Your answer should be a single number: how many lines in the data below hold the string "heading".

(Dataset records)
________________________________________
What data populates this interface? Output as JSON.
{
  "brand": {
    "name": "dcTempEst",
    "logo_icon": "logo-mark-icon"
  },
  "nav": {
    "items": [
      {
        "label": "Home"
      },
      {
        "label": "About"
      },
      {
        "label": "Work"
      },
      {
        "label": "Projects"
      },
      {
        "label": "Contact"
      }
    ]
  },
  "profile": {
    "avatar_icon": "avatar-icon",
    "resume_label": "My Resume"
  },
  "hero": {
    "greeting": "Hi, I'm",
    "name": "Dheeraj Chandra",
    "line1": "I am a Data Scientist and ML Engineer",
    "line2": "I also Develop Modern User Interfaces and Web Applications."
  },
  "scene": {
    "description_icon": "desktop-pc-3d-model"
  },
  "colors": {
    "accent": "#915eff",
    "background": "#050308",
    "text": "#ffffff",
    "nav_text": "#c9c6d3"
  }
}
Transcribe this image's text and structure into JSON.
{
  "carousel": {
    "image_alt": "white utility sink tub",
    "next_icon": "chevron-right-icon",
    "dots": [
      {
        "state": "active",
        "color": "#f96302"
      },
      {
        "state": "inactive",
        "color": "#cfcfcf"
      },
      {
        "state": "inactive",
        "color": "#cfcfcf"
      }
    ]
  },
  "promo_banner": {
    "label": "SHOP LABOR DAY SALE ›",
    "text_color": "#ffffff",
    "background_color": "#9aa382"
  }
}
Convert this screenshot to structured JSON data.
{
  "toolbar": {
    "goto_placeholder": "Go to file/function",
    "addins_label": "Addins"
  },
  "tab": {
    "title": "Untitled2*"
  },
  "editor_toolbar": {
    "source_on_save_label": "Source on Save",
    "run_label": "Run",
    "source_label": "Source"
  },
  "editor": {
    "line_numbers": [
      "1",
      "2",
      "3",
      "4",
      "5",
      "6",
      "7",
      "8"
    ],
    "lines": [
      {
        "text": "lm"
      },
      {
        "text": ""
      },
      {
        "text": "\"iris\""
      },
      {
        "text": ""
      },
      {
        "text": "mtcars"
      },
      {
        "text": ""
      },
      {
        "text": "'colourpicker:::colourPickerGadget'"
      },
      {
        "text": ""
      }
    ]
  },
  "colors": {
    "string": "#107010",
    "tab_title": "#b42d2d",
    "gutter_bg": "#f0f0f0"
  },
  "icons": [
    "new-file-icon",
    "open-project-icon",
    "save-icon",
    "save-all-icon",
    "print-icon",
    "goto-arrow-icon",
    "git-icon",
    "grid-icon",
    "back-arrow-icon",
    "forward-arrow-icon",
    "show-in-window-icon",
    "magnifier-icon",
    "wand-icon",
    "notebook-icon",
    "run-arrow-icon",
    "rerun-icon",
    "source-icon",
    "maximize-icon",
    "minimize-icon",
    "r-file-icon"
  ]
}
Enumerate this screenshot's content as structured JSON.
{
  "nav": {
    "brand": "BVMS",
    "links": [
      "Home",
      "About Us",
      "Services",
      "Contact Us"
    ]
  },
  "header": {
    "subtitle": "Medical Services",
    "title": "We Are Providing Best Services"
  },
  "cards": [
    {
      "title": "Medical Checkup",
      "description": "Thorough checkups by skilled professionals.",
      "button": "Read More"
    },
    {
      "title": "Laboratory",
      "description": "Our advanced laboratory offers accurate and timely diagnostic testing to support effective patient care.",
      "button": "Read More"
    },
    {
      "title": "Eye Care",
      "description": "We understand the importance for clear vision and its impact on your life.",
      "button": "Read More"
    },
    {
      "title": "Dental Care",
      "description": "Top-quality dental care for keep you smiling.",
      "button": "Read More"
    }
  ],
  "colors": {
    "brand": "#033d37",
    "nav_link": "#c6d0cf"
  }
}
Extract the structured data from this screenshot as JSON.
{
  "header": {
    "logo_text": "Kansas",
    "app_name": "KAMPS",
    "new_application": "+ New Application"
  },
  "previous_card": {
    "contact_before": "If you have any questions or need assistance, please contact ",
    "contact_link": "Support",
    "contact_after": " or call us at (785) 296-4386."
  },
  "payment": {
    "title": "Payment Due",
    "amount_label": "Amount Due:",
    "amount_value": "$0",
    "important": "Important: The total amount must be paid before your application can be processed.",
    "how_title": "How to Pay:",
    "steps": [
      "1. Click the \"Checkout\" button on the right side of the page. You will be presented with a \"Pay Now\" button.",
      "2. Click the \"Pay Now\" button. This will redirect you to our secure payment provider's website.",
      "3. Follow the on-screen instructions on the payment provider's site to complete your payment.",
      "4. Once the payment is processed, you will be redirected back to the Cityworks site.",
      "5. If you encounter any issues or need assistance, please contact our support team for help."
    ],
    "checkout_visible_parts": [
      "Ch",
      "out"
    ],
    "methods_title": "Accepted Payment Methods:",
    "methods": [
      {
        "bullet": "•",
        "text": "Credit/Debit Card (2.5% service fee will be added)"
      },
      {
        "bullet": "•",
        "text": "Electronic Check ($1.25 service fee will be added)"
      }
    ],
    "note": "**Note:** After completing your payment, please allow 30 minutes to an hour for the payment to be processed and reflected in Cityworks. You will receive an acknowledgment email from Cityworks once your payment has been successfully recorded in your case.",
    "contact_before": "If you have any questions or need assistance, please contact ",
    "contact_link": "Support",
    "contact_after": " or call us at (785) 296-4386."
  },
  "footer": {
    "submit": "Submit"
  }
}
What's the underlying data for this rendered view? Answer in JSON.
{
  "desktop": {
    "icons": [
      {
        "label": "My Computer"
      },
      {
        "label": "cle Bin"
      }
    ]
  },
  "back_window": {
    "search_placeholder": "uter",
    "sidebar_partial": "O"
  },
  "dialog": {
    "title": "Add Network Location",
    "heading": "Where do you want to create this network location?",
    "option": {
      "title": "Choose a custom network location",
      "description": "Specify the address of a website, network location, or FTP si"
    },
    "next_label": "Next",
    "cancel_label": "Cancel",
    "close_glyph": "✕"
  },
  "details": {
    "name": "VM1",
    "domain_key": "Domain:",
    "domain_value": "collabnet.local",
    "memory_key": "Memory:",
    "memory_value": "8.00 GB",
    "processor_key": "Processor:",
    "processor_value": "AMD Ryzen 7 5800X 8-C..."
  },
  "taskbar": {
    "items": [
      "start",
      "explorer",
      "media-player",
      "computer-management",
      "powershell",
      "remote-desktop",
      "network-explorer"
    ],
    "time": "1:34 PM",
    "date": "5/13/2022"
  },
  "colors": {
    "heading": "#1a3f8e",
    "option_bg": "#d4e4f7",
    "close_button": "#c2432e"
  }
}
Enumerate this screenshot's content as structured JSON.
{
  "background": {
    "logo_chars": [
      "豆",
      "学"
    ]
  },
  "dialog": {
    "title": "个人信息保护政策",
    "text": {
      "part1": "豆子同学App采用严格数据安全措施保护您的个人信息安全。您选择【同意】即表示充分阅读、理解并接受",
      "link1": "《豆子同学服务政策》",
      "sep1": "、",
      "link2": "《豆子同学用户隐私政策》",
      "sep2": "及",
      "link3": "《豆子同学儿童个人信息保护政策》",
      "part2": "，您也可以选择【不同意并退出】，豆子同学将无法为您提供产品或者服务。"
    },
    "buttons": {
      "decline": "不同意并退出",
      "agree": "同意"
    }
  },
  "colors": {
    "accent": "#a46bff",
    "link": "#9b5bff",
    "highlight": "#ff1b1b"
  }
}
________________________________________
RESULT OF THIS EXERCISE — 2